Directions
Return all lines in the material below that contain "heading".

Extracted records

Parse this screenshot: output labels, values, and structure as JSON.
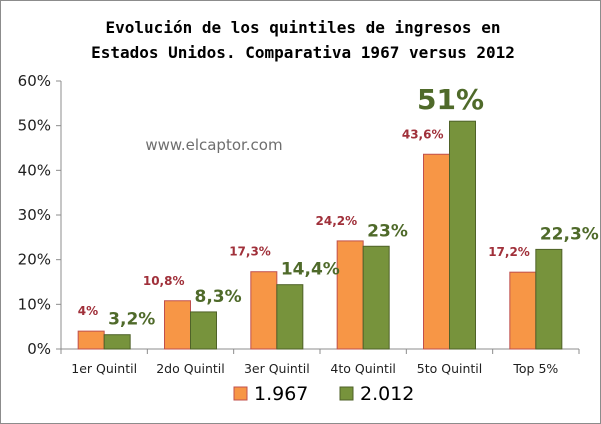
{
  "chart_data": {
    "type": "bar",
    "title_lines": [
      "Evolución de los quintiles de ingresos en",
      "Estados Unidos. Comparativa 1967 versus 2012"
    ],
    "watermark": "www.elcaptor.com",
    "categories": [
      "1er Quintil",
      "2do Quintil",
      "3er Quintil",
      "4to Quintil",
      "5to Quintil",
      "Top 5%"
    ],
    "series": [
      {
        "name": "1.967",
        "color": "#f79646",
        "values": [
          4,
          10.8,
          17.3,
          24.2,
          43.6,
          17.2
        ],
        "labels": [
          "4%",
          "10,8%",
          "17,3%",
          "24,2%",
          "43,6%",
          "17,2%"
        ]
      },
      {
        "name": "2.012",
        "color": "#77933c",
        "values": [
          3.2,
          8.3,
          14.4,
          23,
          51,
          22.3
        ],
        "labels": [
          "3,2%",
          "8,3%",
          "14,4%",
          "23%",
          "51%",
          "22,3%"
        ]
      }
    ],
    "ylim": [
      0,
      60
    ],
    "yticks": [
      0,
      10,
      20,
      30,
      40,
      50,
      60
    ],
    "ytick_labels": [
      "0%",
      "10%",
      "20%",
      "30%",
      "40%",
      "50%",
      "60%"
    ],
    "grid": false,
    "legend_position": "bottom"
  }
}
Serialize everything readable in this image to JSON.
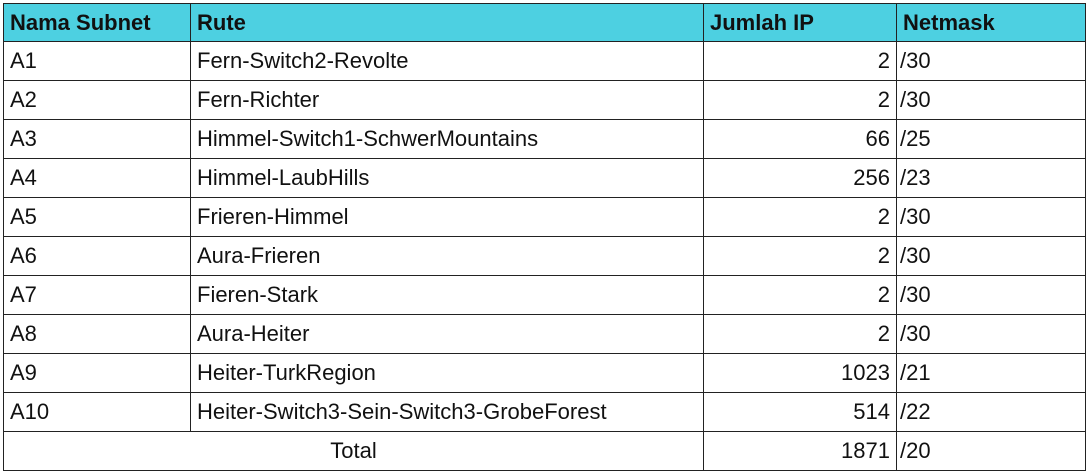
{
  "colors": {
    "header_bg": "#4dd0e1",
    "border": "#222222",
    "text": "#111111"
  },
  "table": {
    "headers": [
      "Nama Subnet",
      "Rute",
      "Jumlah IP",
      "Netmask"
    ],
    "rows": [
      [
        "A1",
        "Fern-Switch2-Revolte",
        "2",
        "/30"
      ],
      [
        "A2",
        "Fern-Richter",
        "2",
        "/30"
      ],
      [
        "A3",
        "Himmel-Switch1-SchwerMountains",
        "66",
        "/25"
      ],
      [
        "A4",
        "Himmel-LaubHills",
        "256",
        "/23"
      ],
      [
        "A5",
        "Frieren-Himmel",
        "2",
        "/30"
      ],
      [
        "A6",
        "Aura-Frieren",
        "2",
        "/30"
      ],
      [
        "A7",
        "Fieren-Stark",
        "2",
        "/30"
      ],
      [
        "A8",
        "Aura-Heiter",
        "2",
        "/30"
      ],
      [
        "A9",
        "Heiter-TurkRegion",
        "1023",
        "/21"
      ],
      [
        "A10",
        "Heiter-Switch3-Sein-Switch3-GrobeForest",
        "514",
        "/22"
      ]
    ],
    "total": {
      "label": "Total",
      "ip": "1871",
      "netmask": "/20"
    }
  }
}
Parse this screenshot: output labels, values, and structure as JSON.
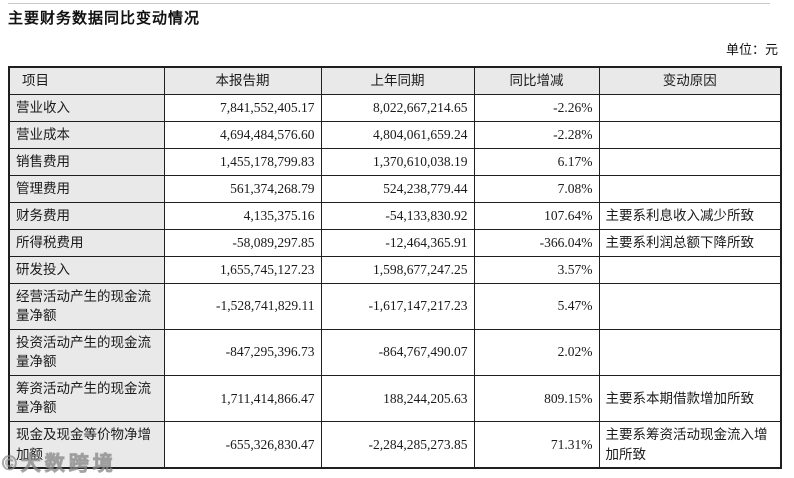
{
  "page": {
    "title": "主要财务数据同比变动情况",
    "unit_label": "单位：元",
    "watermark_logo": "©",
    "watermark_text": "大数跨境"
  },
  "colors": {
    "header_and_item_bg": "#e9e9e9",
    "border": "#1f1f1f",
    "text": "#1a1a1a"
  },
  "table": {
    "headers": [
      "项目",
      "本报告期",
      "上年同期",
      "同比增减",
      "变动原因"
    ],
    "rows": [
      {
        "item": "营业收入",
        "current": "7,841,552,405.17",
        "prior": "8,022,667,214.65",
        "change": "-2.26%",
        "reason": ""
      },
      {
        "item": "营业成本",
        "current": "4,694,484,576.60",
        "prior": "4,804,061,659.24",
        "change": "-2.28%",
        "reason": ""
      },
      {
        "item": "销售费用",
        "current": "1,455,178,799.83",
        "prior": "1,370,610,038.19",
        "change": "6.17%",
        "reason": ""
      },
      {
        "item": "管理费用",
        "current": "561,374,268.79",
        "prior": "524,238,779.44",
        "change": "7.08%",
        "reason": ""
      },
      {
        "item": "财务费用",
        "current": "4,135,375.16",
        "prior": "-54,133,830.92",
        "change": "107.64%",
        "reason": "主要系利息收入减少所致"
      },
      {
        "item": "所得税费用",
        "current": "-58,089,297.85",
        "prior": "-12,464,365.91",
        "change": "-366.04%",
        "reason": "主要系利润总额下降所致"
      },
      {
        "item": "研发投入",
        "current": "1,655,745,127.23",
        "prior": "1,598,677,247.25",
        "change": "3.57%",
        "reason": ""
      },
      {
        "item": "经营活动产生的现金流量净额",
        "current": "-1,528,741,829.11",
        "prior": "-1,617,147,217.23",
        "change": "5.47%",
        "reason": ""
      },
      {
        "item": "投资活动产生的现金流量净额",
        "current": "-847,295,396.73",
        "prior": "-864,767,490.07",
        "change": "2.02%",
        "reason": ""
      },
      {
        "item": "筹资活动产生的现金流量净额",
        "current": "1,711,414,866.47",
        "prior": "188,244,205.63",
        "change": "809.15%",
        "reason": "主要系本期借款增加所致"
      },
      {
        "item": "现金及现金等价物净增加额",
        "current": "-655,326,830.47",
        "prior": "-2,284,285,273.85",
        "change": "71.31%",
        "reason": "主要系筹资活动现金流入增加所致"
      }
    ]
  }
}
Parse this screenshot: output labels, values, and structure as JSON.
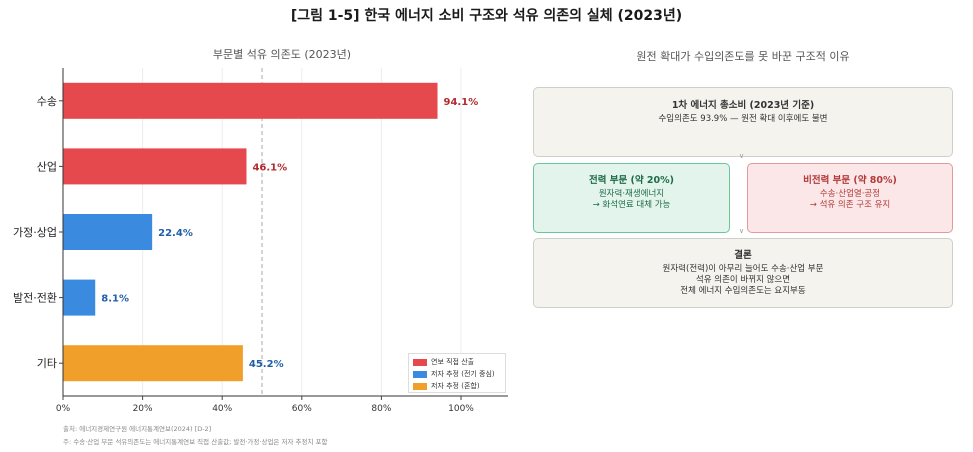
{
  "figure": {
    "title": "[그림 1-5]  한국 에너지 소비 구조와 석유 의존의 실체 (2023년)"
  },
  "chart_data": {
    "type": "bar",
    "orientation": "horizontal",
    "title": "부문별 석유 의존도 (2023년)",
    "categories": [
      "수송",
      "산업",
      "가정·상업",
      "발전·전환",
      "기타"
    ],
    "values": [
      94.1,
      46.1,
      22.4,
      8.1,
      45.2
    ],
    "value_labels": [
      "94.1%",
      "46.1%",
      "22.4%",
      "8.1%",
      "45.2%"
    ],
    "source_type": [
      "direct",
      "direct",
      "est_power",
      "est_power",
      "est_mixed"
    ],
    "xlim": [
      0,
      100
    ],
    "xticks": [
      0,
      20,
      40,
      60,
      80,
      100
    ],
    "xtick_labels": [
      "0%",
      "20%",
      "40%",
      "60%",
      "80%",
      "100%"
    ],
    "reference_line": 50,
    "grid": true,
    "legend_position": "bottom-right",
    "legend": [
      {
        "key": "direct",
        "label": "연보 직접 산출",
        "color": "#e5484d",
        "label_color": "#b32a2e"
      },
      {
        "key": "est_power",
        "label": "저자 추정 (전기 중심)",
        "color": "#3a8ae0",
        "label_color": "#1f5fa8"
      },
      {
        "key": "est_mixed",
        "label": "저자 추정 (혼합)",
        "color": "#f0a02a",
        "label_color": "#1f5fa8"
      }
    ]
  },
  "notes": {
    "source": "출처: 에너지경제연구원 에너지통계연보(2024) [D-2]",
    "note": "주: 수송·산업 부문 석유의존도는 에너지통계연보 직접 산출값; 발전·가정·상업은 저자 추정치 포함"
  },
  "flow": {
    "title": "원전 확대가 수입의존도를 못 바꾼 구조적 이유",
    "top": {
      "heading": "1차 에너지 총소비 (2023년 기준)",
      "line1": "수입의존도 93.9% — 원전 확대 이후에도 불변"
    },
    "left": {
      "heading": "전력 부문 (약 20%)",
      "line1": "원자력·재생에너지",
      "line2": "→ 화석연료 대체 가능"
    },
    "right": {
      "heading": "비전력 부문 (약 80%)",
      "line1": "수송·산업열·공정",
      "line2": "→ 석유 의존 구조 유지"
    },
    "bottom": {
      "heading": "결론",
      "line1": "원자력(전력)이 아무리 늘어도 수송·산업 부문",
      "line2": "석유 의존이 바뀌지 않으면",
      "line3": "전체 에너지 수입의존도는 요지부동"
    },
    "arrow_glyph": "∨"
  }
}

Written answer
      "heading": "1차 에너지 총소비 (2023년 기준)",
      "heading": "전력 부문 (약 20%)",
      "heading": "비전력 부문 (약 80%)",
      "heading": "결론",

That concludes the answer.